• **PROBLEM TO SOLVE**:
Each line of the listing that contains the word "Eusebiuskerk" is to be copied.

• **PROVIDED DATA**:
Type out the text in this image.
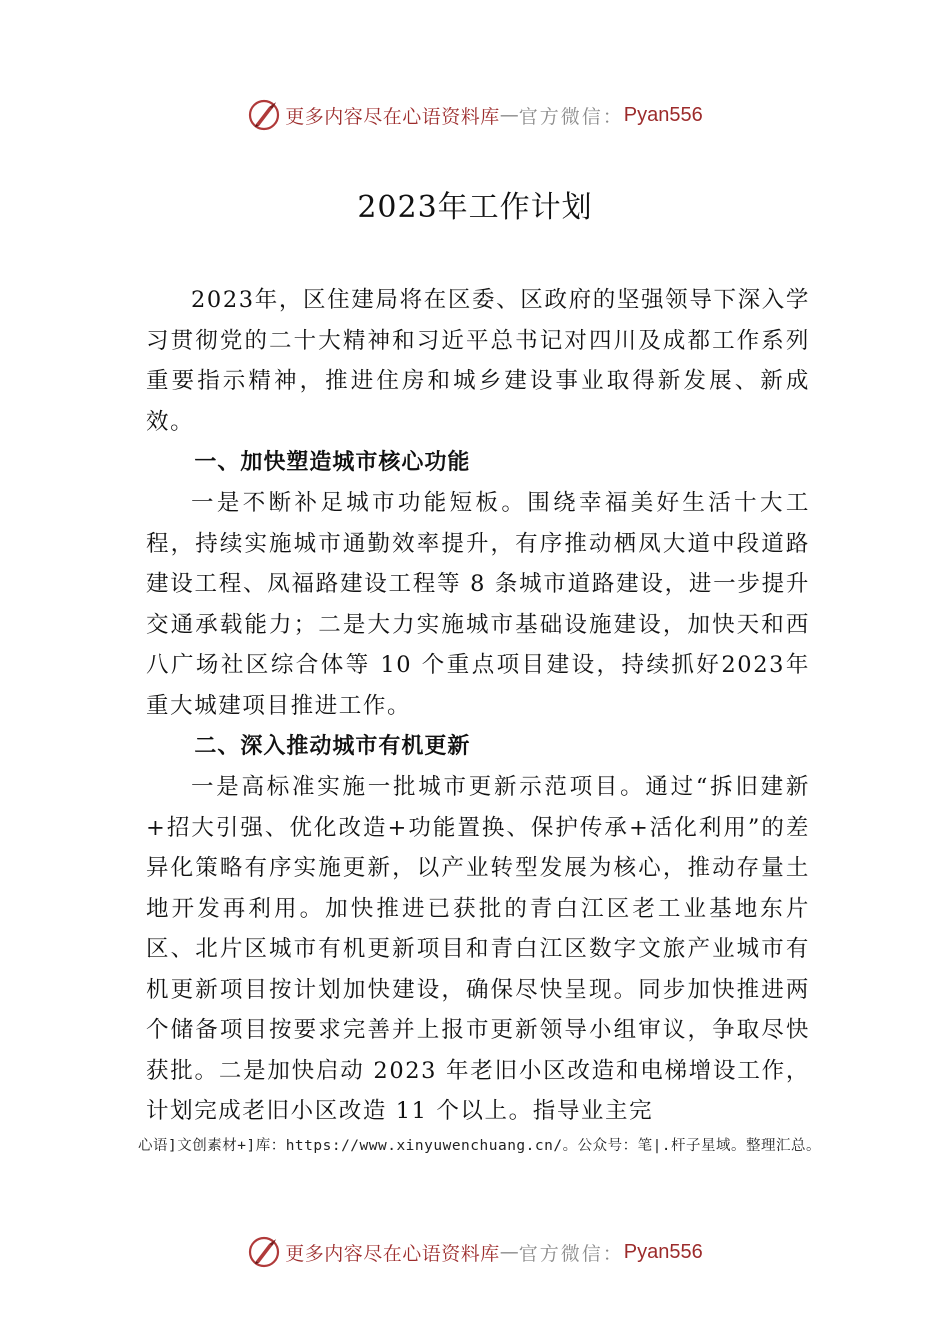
更多内容尽在心语资料库 — 官方微信： Pyan556
2023年工作计划

2023年，区住建局将在区委、区政府的坚强领导下深入学习贯彻党的二十大精神和习近平总书记对四川及成都工作系列重要指示精神，推进住房和城乡建设事业取得新发展、新成效。

一、加快塑造城市核心功能

一是不断补足城市功能短板。围绕幸福美好生活十大工程，持续实施城市通勤效率提升，有序推动栖凤大道中段道路建设工程、凤福路建设工程等 8 条城市道路建设，进一步提升交通承载能力；二是大力实施城市基础设施建设，加快天和西八广场社区综合体等 10 个重点项目建设，持续抓好2023年重大城建项目推进工作。

二、深入推动城市有机更新

一是高标准实施一批城市更新示范项目。通过“拆旧建新+招大引强、优化改造+功能置换、保护传承+活化利用”的差异化策略有序实施更新，以产业转型发展为核心，推动存量土地开发再利用。加快推进已获批的青白江区老工业基地东片区、北片区城市有机更新项目和青白江区数字文旅产业城市有机更新项目按计划加快建设，确保尽快呈现。同步加快推进两个储备项目按要求完善并上报市更新领导小组审议，争取尽快获批。二是加快启动 2023 年老旧小区改造和电梯增设工作，计划完成老旧小区改造 11 个以上。指导业主完

心语]文创素材+]库：https://www.xinyuwenchuang.cn/。公众号：笔|.杆子星域。整理汇总。
更多内容尽在心语资料库 — 官方微信： Pyan556
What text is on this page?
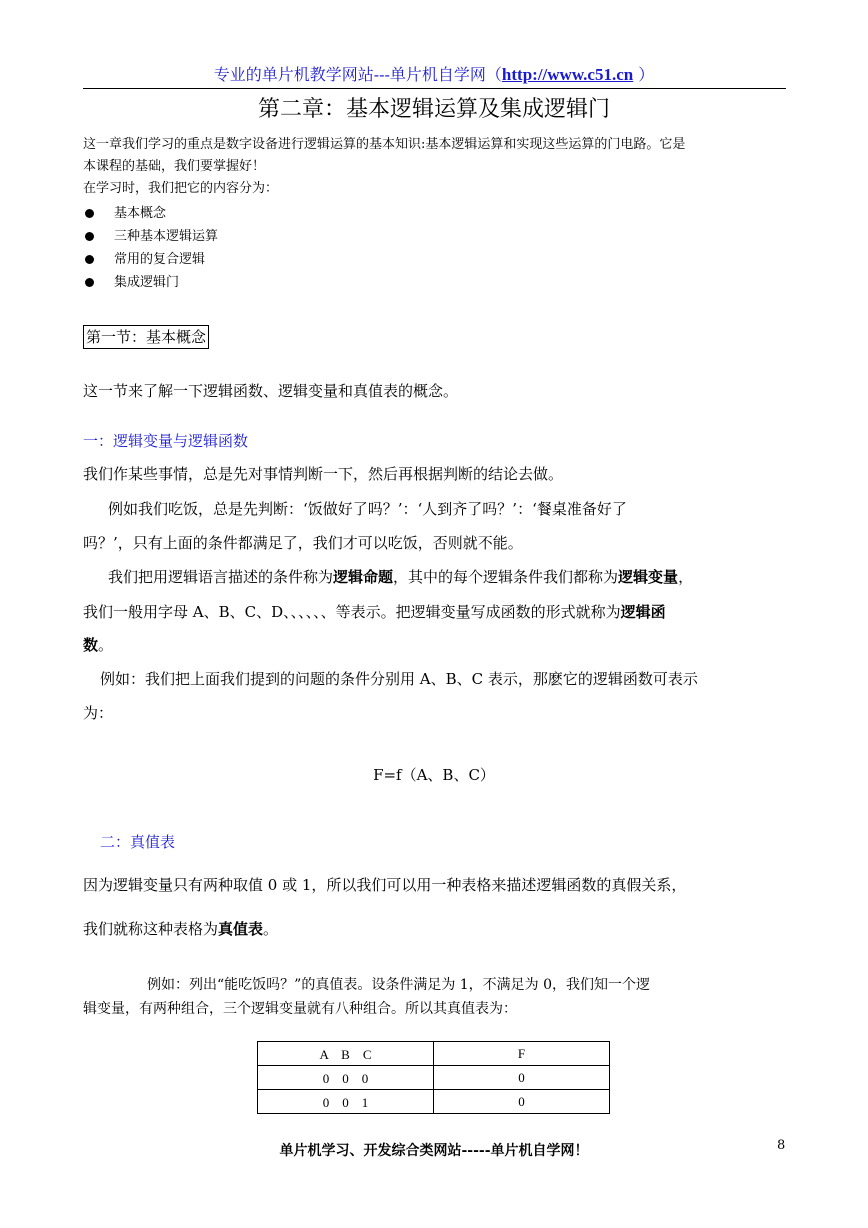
专业的单片机教学网站---单片机自学网（http://www.c51.cn ）
第二章：基本逻辑运算及集成逻辑门
这一章我们学习的重点是数字设备进行逻辑运算的基本知识:基本逻辑运算和实现这些运算的门电路。它是
本课程的基础，我们要掌握好！
在学习时，我们把它的内容分为：
基本概念
三种基本逻辑运算
常用的复合逻辑
集成逻辑门
第一节：基本概念
这一节来了解一下逻辑函数、逻辑变量和真值表的概念。
一：逻辑变量与逻辑函数
我们作某些事情，总是先对事情判断一下，然后再根据判断的结论去做。
例如我们吃饭，总是先判断：‘饭做好了吗？’：‘人到齐了吗？’：‘餐桌准备好了
吗？’，只有上面的条件都满足了，我们才可以吃饭，否则就不能。
我们把用逻辑语言描述的条件称为逻辑命题，其中的每个逻辑条件我们都称为逻辑变量，
我们一般用字母 A、B、C、D、、、、、、等表示。把逻辑变量写成函数的形式就称为逻辑函
数。
例如：我们把上面我们提到的问题的条件分别用 A、B、C 表示，那麽它的逻辑函数可表示
为：
F=f（A、B、C）
二：真值表
因为逻辑变量只有两种取值 0 或 1，所以我们可以用一种表格来描述逻辑函数的真假关系，
我们就称这种表格为真值表。
例如：列出“能吃饭吗？”的真值表。设条件满足为 1，不满足为 0，我们知一个逻
辑变量，有两种组合，三个逻辑变量就有八种组合。所以其真值表为：
A　B　C	F
0　0　0	0
0　0　1	0
单片机学习、开发综合类网站-----单片机自学网！	8
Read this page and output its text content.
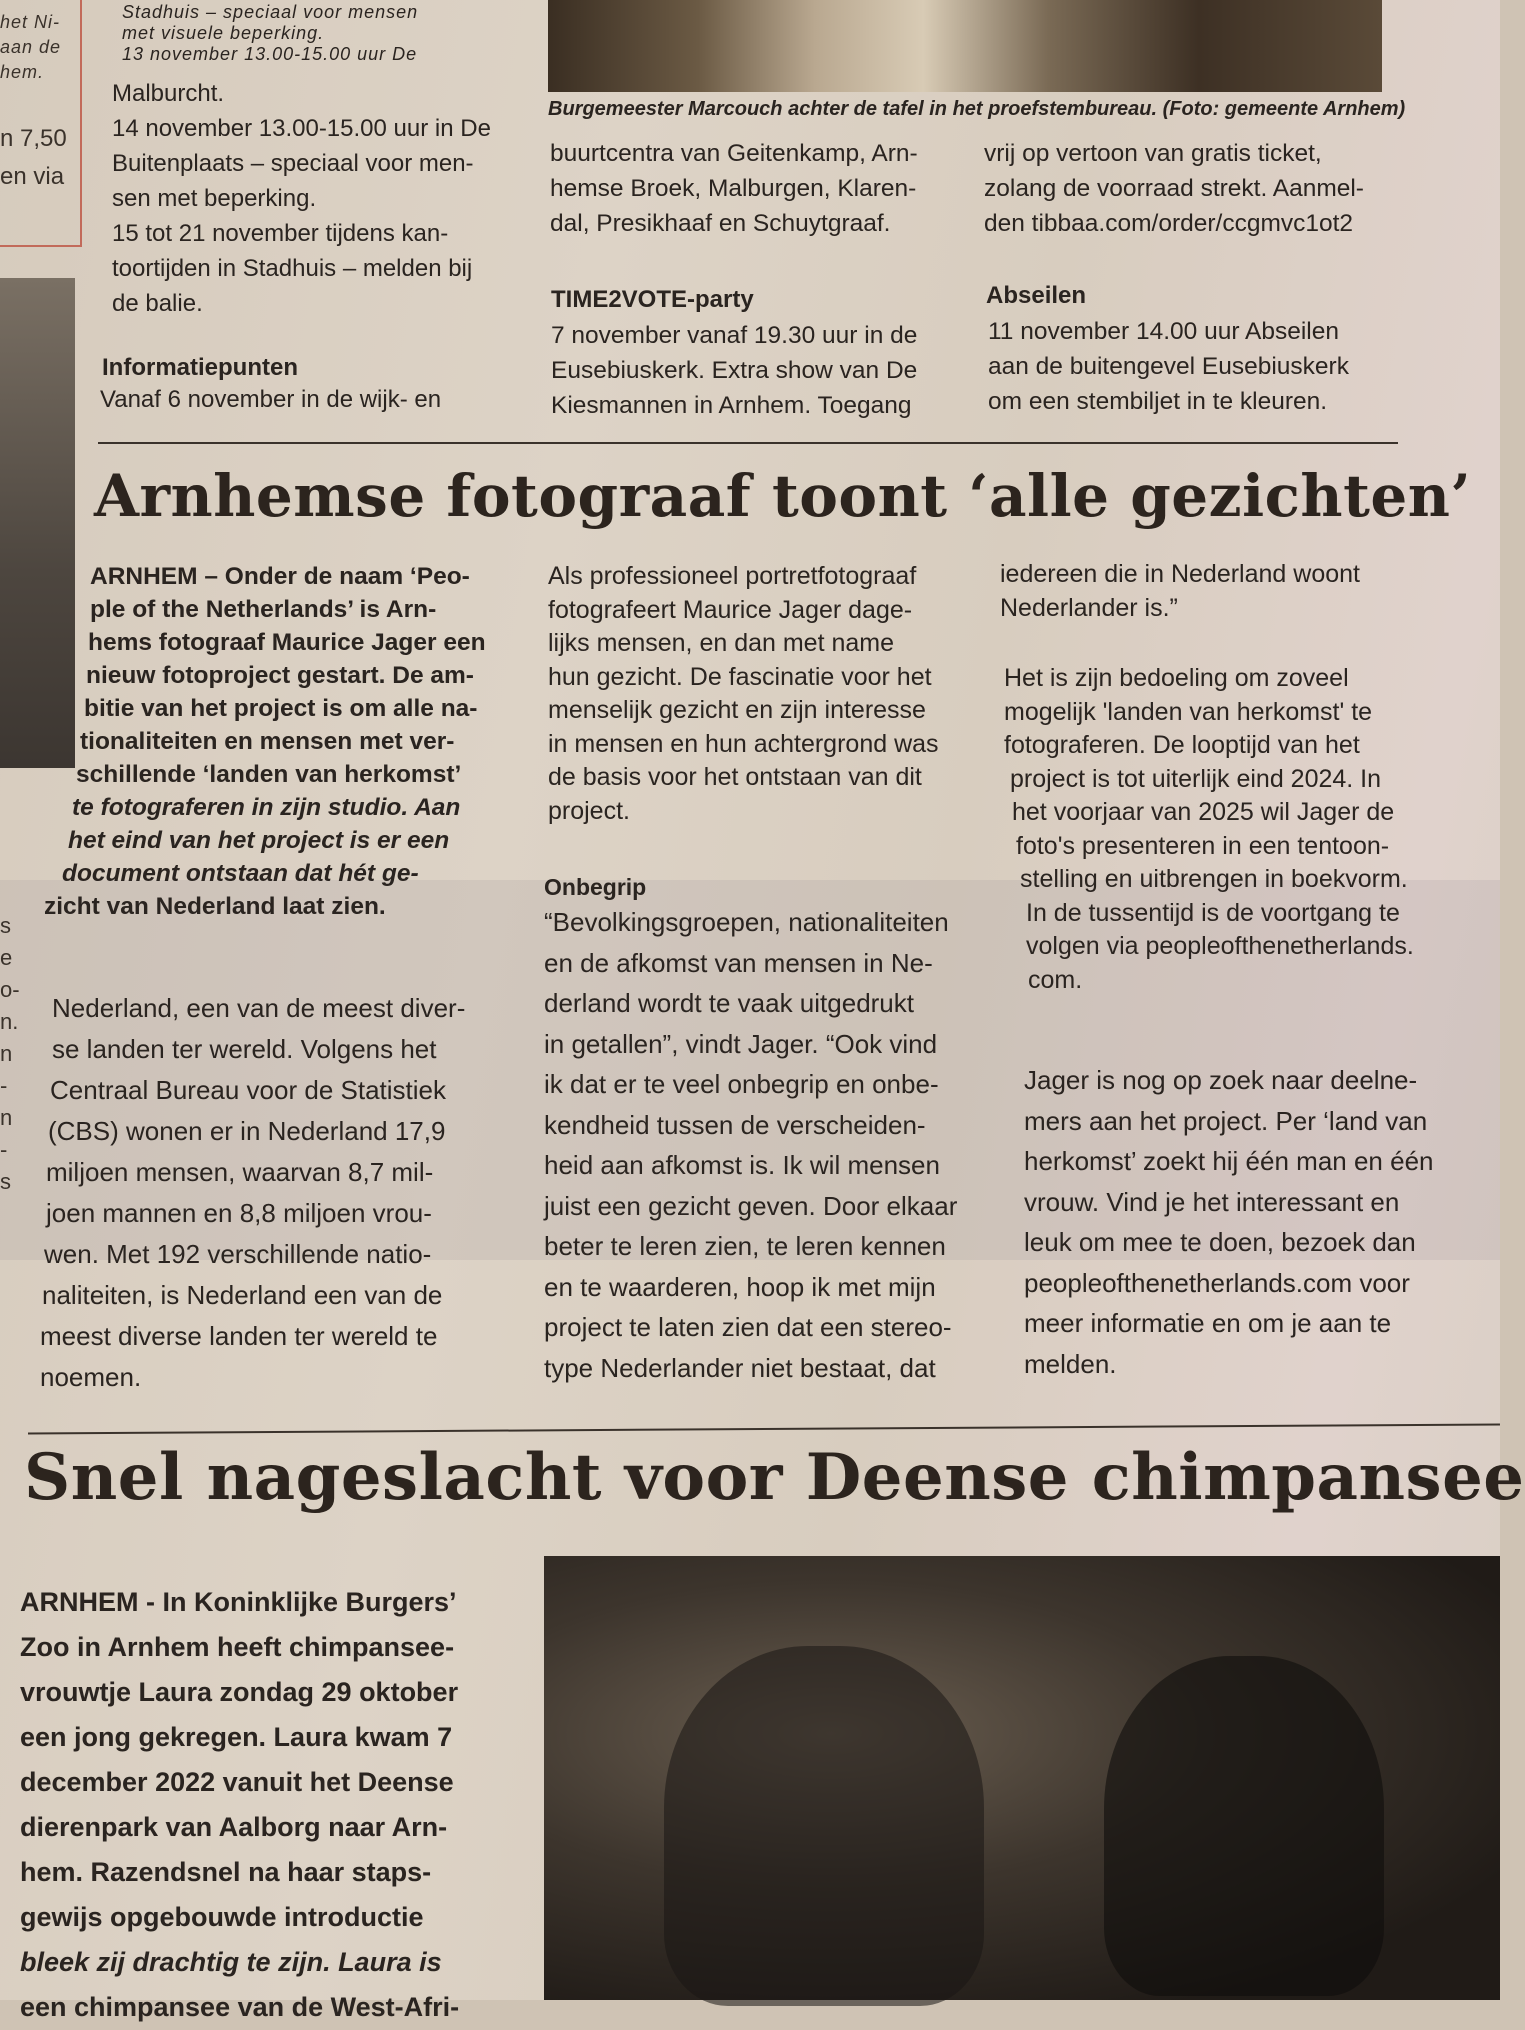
het Ni-
aan de
hem.
n 7,50
en via
s
e
o-
n.
n
-
n
-
s
Stadhuis – speciaal voor mensen
met visuele beperking.
13 november 13.00-15.00 uur De
Malburcht.
14 november 13.00-15.00 uur in De
Buitenplaats – speciaal voor men-
sen met beperking.
15 tot 21 november tijdens kan-
toortijden in Stadhuis – melden bij
de balie.
Informatiepunten
Vanaf 6 november in de wijk- en
Burgemeester Marcouch achter de tafel in het proefstembureau. (Foto: gemeente Arnhem)
buurtcentra van Geitenkamp, Arn-
hemse Broek, Malburgen, Klaren-
dal, Presikhaaf en Schuytgraaf.
TIME2VOTE-party
7 november vanaf 19.30 uur in de
Eusebiuskerk. Extra show van De
Kiesmannen in Arnhem. Toegang
vrij op vertoon van gratis ticket,
zolang de voorraad strekt. Aanmel-
den tibbaa.com/order/ccgmvc1ot2
Abseilen
11 november 14.00 uur Abseilen
aan de buitengevel Eusebiuskerk
om een stembiljet in te kleuren.
Arnhemse fotograaf toont ‘alle gezichten’
ARNHEM – Onder de naam ‘Peo-
ple of the Netherlands’ is Arn-
hems fotograaf Maurice Jager een
nieuw fotoproject gestart. De am-
bitie van het project is om alle na-
tionaliteiten en mensen met ver-
schillende ‘landen van herkomst’
te fotograferen in zijn studio. Aan
het eind van het project is er een
document ontstaan dat hét ge-
zicht van Nederland laat zien.
Nederland, een van de meest diver-
se landen ter wereld. Volgens het
Centraal Bureau voor de Statistiek
(CBS) wonen er in Nederland 17,9
miljoen mensen, waarvan 8,7 mil-
joen mannen en 8,8 miljoen vrou-
wen. Met 192 verschillende natio-
naliteiten, is Nederland een van de
meest diverse landen ter wereld te
noemen.
Als professioneel portretfotograaf
fotografeert Maurice Jager dage-
lijks mensen, en dan met name
hun gezicht. De fascinatie voor het
menselijk gezicht en zijn interesse
in mensen en hun achtergrond was
de basis voor het ontstaan van dit
project.
Onbegrip
“Bevolkingsgroepen, nationaliteiten
en de afkomst van mensen in Ne-
derland wordt te vaak uitgedrukt
in getallen”, vindt Jager. “Ook vind
ik dat er te veel onbegrip en onbe-
kendheid tussen de verscheiden-
heid aan afkomst is. Ik wil mensen
juist een gezicht geven. Door elkaar
beter te leren zien, te leren kennen
en te waarderen, hoop ik met mijn
project te laten zien dat een stereo-
type Nederlander niet bestaat, dat
iedereen die in Nederland woont
Nederlander is.”
Het is zijn bedoeling om zoveel
mogelijk 'landen van herkomst' te
fotograferen. De looptijd van het
project is tot uiterlijk eind 2024. In
het voorjaar van 2025 wil Jager de
foto's presenteren in een tentoon-
stelling en uitbrengen in boekvorm.
In de tussentijd is de voortgang te
volgen via peopleofthenetherlands.
com.
Jager is nog op zoek naar deelne-
mers aan het project. Per ‘land van
herkomst’ zoekt hij één man en één
vrouw. Vind je het interessant en
leuk om mee te doen, bezoek dan
peopleofthenetherlands.com voor
meer informatie en om je aan te
melden.
Snel nageslacht voor Deense chimpansee
ARNHEM - In Koninklijke Burgers’
Zoo in Arnhem heeft chimpansee-
vrouwtje Laura zondag 29 oktober
een jong gekregen. Laura kwam 7
december 2022 vanuit het Deense
dierenpark van Aalborg naar Arn-
hem. Razendsnel na haar staps-
gewijs opgebouwde introductie
bleek zij drachtig te zijn. Laura is
een chimpansee van de West-Afri-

• **ANSWER TO THIS PROBLEM**:
Eusebiuskerk. Extra show van De
aan de buitengevel Eusebiuskerk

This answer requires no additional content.